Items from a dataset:
--------------------------------------------------

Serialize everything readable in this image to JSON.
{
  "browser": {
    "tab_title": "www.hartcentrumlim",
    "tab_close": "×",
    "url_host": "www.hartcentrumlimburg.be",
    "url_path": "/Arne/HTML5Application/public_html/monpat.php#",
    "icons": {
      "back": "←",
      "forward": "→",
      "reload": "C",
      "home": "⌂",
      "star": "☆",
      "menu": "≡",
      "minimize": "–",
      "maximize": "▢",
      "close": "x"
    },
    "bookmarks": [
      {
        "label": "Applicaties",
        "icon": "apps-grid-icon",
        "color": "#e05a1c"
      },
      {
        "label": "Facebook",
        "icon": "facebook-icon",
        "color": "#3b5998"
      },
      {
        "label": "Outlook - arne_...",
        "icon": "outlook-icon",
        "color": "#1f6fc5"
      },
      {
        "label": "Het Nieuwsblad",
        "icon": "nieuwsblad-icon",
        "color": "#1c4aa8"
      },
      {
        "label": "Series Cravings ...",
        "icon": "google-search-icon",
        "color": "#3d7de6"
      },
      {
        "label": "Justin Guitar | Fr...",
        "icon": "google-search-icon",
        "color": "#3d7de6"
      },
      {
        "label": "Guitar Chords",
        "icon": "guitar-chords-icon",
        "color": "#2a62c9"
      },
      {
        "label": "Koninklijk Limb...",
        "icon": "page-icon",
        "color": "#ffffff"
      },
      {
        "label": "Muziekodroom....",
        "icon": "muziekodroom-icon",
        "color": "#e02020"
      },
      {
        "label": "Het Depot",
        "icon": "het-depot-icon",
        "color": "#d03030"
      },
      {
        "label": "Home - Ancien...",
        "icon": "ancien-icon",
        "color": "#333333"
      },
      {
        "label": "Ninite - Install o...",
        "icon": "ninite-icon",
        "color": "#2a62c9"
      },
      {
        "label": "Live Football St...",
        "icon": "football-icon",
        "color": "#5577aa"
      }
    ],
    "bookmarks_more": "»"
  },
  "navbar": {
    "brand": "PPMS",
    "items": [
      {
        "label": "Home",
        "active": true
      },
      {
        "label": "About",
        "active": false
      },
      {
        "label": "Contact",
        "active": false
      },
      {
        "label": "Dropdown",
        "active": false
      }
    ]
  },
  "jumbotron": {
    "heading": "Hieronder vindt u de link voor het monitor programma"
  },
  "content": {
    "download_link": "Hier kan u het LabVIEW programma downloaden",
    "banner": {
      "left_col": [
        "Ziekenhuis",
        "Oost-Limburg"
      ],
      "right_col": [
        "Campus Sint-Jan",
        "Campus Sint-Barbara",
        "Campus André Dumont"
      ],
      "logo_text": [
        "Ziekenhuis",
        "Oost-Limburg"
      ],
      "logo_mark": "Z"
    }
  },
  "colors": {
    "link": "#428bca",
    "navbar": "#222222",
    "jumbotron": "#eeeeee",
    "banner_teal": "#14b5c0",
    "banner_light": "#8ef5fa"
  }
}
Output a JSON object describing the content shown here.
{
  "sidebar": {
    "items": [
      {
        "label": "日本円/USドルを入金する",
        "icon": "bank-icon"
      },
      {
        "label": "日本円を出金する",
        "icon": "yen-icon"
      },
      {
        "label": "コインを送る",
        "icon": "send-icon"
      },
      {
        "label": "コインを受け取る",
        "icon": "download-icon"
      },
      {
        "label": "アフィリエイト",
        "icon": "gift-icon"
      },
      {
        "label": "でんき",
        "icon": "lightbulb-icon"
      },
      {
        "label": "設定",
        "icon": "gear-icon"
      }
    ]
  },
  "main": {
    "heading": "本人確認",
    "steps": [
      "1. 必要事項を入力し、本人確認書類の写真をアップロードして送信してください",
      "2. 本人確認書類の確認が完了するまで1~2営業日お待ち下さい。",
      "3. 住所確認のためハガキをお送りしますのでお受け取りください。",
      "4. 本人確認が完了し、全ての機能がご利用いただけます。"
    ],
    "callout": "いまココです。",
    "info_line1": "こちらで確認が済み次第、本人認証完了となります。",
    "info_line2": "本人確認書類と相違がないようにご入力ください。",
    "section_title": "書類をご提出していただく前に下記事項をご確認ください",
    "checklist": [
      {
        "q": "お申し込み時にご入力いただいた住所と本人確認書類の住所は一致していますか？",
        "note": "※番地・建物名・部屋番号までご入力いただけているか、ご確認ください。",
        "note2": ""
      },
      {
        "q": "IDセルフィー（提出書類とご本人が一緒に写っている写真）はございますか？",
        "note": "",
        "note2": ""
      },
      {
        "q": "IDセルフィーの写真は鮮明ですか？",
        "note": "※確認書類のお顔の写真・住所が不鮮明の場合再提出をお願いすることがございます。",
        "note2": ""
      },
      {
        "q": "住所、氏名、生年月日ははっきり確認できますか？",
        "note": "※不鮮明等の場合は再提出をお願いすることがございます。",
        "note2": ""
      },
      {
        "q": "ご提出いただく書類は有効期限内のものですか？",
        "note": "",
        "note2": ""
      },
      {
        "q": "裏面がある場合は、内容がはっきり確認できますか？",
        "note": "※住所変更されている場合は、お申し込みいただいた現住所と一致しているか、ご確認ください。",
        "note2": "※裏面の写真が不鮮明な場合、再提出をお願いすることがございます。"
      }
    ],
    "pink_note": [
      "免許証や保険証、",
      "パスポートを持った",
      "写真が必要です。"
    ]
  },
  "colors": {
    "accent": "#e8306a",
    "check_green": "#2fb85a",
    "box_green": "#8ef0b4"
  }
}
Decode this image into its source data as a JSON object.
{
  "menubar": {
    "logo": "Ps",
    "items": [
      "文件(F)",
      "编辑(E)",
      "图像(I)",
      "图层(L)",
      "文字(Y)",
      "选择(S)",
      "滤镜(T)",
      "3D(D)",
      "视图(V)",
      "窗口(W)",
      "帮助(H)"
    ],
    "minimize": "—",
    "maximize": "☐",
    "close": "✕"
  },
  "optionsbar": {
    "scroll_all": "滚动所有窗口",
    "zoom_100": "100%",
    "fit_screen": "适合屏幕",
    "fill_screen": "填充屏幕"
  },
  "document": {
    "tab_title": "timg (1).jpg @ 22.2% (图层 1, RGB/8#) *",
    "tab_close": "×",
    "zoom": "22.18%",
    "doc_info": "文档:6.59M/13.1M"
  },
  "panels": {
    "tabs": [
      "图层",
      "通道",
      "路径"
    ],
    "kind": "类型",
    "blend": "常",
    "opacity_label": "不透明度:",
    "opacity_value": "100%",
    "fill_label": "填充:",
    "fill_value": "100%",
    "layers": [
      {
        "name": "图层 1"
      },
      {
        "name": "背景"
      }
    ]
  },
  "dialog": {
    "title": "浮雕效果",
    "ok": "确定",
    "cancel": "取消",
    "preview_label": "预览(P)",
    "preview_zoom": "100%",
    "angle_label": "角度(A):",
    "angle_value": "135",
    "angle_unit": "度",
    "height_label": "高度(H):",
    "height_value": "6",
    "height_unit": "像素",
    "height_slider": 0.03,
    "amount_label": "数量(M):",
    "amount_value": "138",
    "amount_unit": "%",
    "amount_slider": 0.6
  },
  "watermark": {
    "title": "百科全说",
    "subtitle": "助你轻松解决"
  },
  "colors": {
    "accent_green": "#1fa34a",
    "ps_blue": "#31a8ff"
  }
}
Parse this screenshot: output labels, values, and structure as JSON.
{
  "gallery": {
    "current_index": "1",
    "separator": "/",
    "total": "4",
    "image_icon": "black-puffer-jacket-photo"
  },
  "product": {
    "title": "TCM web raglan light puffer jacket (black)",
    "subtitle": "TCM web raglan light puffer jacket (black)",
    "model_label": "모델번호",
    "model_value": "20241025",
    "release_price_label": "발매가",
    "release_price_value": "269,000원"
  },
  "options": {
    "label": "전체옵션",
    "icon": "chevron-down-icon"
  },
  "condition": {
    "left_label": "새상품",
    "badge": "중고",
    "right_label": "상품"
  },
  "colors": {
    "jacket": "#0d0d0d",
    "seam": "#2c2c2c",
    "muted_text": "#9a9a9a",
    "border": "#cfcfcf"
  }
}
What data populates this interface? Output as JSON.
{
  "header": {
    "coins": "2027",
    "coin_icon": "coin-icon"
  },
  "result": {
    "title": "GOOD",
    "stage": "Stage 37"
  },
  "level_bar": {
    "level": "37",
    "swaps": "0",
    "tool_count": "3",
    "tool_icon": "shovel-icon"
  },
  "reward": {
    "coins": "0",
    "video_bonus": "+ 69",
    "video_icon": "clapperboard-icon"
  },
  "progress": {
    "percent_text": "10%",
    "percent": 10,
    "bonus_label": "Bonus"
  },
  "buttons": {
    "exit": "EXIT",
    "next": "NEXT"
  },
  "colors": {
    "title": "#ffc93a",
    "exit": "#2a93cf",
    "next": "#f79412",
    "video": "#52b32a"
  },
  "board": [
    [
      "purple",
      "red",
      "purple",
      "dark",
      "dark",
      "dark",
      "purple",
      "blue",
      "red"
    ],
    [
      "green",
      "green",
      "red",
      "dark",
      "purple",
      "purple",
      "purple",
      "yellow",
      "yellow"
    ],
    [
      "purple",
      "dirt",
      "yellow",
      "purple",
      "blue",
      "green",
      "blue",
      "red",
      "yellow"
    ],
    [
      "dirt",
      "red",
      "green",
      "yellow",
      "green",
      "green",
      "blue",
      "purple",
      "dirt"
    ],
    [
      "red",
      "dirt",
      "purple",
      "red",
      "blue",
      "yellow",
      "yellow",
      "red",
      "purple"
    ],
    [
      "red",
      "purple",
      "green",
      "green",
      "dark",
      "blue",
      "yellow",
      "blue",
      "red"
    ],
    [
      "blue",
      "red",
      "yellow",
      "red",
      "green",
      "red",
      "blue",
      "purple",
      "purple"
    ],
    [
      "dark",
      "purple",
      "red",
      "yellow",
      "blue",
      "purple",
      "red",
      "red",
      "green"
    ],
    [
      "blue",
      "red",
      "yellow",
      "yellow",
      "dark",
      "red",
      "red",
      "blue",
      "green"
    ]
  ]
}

--------------------------------------------------

## WHAT TO DO
Copy out each line of the data containing the string "heading".

## TASK RESPONSE
    "heading": "Hieronder vindt u de link voor het monitor programma"
    "heading": "本人確認",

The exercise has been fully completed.